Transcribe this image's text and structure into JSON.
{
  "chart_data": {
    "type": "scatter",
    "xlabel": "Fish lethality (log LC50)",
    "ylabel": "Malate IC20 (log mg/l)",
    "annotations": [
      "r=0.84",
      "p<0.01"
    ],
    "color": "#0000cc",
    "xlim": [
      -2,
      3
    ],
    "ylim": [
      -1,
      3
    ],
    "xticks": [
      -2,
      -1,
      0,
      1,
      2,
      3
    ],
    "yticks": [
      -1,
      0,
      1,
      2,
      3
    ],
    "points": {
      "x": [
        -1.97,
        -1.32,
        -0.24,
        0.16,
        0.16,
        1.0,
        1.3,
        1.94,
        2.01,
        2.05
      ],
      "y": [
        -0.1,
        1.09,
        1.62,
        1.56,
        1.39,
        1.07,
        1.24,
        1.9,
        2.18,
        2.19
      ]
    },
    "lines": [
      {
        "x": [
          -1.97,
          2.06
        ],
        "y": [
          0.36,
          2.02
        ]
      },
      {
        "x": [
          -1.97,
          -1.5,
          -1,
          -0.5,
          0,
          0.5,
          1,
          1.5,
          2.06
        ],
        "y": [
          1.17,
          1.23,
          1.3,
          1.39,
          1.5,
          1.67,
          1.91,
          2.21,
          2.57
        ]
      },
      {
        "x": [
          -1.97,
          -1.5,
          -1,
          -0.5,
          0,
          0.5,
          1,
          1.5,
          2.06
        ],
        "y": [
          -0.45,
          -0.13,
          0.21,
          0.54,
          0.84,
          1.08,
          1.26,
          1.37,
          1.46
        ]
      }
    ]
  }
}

* * *

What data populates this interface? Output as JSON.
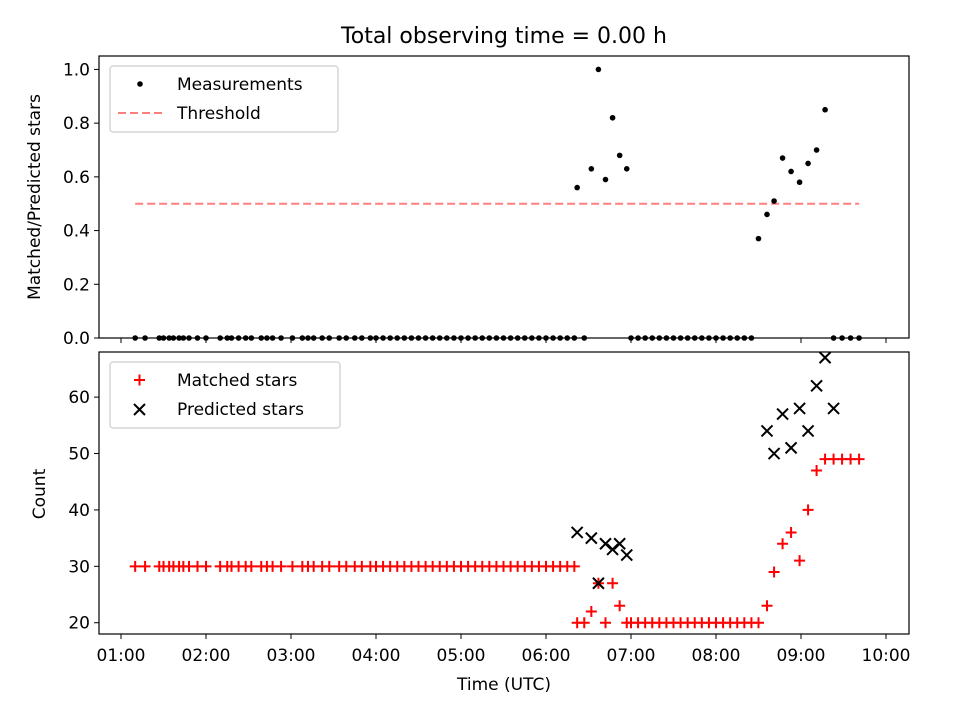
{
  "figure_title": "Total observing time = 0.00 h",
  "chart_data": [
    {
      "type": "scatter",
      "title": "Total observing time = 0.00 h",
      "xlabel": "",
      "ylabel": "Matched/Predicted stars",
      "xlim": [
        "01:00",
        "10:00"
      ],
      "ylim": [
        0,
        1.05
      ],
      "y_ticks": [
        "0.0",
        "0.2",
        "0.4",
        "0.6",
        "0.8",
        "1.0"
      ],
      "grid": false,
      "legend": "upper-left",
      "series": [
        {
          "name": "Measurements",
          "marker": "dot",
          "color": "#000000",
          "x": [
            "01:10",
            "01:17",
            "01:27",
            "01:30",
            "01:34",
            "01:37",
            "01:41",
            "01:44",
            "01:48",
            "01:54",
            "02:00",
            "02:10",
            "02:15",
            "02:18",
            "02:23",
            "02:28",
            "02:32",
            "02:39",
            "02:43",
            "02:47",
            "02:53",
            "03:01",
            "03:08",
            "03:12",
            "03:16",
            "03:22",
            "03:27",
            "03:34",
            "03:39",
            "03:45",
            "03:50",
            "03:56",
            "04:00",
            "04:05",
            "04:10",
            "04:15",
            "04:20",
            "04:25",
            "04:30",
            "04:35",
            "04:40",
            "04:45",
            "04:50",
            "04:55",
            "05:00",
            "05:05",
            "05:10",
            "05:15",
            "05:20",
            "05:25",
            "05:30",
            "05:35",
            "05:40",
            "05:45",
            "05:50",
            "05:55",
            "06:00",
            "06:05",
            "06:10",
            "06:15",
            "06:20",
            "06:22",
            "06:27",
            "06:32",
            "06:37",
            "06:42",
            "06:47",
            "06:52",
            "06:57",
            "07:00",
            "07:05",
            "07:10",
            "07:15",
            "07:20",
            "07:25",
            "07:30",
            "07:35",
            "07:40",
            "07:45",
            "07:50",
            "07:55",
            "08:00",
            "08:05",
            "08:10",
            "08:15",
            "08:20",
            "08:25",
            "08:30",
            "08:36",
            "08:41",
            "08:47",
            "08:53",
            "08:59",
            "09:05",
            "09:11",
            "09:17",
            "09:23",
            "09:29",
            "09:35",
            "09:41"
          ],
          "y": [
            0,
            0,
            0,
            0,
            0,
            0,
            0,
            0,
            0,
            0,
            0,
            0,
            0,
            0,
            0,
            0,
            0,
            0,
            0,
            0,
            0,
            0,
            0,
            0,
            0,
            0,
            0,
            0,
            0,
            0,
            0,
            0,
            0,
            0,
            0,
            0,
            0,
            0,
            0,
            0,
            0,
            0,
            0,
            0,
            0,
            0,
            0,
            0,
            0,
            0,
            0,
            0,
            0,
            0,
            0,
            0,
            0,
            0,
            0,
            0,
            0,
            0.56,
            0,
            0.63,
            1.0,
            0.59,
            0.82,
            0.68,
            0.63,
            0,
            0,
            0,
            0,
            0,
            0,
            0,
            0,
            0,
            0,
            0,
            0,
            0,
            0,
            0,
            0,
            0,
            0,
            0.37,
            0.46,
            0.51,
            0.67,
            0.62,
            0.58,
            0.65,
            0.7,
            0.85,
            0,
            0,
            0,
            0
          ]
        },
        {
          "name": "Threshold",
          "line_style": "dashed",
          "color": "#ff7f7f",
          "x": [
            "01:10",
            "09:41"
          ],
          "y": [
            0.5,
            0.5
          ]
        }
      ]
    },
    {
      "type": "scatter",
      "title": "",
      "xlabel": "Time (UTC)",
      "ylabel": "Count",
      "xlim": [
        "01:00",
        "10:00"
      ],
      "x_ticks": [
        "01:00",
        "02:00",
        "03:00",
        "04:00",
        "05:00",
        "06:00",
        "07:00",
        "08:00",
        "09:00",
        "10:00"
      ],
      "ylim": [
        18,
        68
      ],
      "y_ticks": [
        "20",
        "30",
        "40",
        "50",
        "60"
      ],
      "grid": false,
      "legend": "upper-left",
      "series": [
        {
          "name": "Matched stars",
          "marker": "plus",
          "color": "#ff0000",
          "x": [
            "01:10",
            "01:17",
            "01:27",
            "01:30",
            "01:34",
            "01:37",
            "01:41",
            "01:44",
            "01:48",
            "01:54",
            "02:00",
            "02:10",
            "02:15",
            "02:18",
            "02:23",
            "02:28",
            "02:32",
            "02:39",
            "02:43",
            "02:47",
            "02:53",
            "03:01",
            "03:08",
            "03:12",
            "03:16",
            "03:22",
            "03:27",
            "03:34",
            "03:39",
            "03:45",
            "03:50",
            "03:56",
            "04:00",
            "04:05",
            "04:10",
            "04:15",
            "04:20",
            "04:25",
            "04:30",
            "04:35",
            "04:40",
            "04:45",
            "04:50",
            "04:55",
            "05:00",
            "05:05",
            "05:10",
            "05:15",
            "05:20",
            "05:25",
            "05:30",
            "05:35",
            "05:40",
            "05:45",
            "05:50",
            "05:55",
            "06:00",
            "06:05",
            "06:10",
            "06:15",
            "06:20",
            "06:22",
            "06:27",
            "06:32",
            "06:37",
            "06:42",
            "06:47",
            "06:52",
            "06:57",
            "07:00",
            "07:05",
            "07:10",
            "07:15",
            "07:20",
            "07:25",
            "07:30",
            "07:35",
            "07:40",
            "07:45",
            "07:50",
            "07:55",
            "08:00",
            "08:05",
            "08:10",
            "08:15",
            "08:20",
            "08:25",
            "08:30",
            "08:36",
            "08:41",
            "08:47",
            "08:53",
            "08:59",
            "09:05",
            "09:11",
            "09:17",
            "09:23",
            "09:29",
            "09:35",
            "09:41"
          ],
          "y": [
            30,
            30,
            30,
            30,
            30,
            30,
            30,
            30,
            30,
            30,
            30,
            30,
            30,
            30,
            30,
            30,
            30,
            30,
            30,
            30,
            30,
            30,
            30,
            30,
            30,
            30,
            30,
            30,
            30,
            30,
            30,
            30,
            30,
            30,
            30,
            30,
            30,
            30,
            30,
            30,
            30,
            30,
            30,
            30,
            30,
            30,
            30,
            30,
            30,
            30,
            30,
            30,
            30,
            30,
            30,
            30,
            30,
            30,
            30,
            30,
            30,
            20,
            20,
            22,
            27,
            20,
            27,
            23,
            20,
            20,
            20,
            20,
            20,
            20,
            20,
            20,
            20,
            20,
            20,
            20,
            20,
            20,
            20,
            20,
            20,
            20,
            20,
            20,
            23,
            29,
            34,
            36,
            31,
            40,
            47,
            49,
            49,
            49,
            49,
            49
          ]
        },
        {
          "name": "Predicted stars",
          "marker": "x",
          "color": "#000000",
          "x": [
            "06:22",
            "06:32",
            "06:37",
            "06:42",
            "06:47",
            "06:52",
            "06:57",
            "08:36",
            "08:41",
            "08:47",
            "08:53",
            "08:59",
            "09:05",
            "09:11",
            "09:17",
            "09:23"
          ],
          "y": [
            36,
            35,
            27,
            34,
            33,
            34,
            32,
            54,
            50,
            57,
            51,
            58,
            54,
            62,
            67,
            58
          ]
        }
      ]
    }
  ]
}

---

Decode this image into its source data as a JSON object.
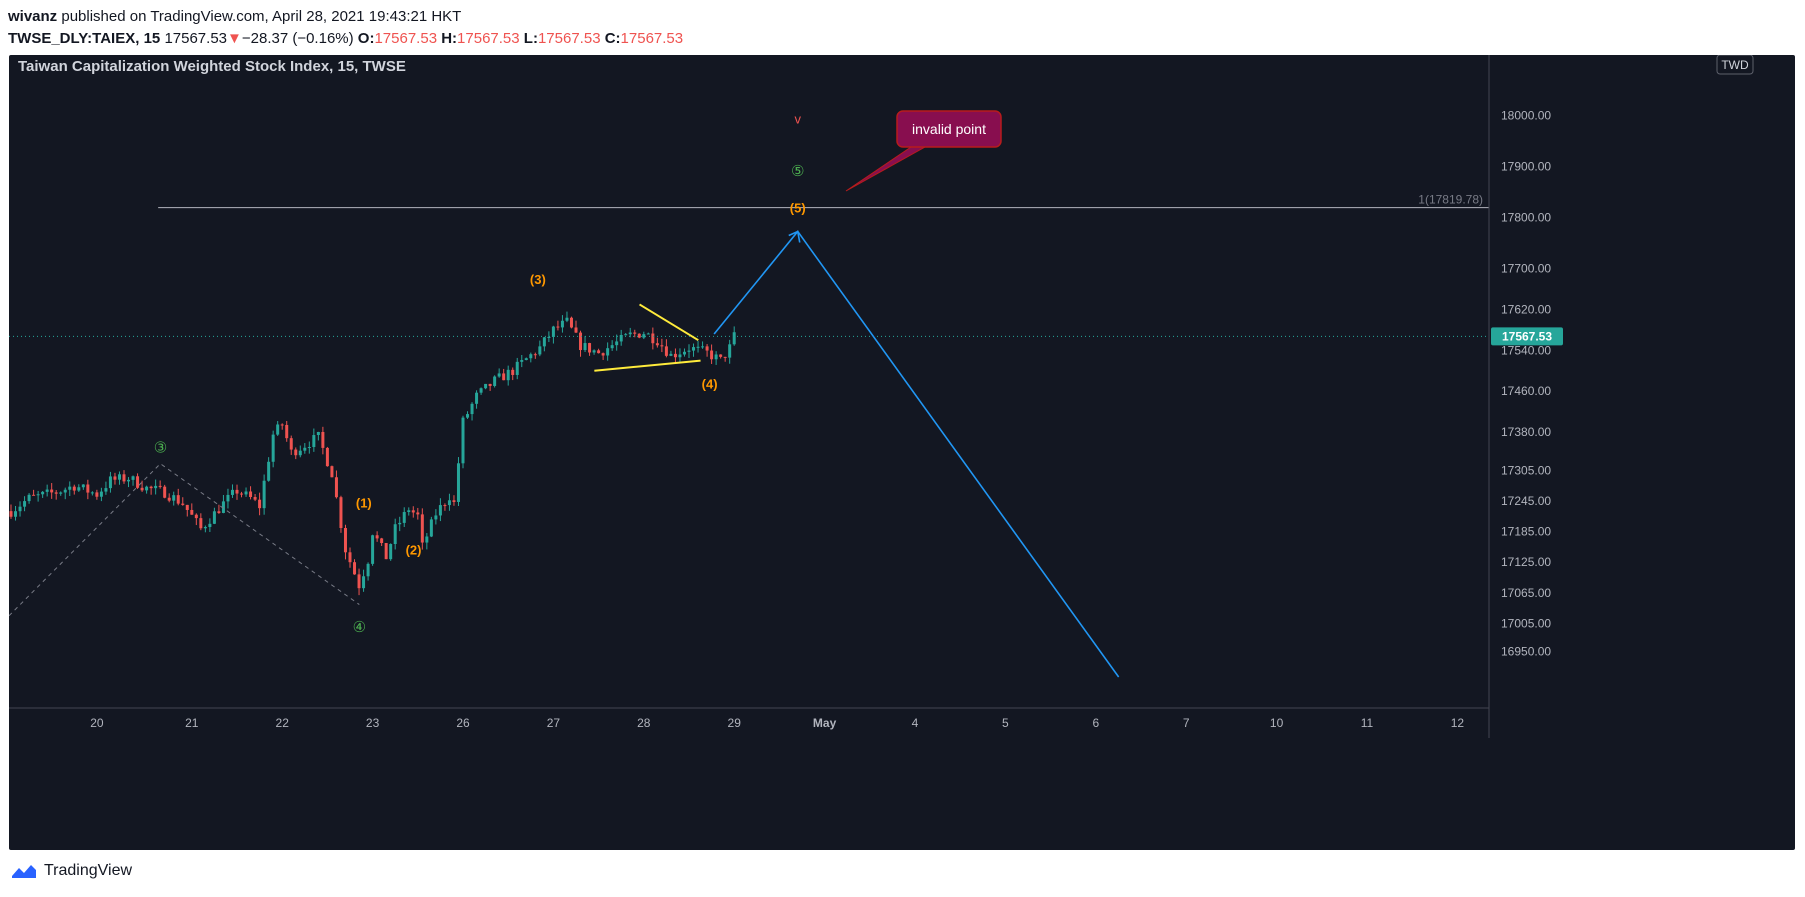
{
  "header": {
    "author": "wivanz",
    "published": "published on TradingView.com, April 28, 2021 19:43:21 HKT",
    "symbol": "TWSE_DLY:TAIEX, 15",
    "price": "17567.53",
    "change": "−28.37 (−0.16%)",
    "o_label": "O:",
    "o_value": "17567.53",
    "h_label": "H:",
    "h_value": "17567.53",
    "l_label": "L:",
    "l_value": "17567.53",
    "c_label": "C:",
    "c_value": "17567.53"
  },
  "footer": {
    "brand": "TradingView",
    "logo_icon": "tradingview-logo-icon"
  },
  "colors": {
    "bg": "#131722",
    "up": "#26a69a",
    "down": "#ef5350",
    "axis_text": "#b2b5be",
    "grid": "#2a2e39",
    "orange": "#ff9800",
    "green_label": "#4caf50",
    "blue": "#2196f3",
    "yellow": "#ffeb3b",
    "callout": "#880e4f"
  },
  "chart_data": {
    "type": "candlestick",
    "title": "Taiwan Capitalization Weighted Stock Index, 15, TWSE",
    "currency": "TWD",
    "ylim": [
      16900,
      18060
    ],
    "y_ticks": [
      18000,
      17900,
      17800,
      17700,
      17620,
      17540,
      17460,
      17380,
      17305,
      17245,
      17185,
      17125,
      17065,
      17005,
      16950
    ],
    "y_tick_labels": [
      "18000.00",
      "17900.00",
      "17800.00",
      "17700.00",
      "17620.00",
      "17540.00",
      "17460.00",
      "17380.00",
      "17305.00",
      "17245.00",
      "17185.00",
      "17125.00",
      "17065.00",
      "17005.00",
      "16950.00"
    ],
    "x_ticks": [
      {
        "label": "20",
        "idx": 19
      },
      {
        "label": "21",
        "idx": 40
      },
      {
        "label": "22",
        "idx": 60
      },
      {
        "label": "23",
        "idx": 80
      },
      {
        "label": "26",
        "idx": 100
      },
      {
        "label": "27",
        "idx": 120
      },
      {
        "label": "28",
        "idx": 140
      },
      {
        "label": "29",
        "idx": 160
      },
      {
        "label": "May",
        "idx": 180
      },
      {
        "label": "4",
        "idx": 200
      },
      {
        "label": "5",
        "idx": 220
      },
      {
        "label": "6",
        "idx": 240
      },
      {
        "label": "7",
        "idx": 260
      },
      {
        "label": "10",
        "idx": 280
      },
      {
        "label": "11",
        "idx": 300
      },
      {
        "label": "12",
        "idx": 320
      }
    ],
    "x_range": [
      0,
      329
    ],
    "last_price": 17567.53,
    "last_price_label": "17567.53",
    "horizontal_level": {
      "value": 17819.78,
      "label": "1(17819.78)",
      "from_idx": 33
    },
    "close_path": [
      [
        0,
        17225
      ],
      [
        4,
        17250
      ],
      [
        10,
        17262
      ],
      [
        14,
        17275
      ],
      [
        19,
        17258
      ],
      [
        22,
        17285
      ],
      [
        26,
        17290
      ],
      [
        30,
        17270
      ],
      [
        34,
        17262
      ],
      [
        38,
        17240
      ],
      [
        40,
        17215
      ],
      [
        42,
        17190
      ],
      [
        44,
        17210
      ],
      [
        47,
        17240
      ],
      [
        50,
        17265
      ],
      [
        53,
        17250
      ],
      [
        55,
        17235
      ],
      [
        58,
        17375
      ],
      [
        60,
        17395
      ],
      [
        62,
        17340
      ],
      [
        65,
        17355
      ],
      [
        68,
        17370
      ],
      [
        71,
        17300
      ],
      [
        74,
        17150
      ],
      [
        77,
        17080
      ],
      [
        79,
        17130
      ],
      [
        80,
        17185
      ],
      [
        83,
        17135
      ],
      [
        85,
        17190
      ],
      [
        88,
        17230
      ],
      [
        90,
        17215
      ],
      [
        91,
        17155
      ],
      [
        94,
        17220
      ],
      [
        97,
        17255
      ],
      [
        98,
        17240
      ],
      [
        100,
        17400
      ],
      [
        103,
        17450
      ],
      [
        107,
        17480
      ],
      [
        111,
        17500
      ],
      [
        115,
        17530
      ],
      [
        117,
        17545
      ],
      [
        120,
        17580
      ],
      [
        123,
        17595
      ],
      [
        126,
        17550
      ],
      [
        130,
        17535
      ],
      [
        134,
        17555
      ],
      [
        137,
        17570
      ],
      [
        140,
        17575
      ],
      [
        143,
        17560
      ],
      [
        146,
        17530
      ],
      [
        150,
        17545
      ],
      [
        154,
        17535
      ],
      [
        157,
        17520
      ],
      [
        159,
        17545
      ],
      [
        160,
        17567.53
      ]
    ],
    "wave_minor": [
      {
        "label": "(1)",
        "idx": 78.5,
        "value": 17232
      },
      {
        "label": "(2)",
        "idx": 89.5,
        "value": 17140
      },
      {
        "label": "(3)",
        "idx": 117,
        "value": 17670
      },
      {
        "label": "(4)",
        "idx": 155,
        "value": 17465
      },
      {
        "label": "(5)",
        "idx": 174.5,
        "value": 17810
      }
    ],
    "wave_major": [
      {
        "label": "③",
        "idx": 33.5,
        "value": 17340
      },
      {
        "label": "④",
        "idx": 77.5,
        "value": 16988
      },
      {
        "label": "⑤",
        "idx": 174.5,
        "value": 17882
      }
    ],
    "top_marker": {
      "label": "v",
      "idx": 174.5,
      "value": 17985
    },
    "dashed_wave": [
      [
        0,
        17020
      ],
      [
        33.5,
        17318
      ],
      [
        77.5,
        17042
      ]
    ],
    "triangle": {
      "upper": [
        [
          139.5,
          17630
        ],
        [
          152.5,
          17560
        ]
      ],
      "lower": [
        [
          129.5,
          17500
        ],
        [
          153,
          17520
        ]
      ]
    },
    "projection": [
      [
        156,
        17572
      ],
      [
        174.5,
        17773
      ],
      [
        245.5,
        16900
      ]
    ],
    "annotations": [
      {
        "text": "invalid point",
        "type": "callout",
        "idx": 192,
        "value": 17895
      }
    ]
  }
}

Exercise brief: Check every line of the entries above for the word "name" and report how many lines contain it, giving the number only.

Response below: 4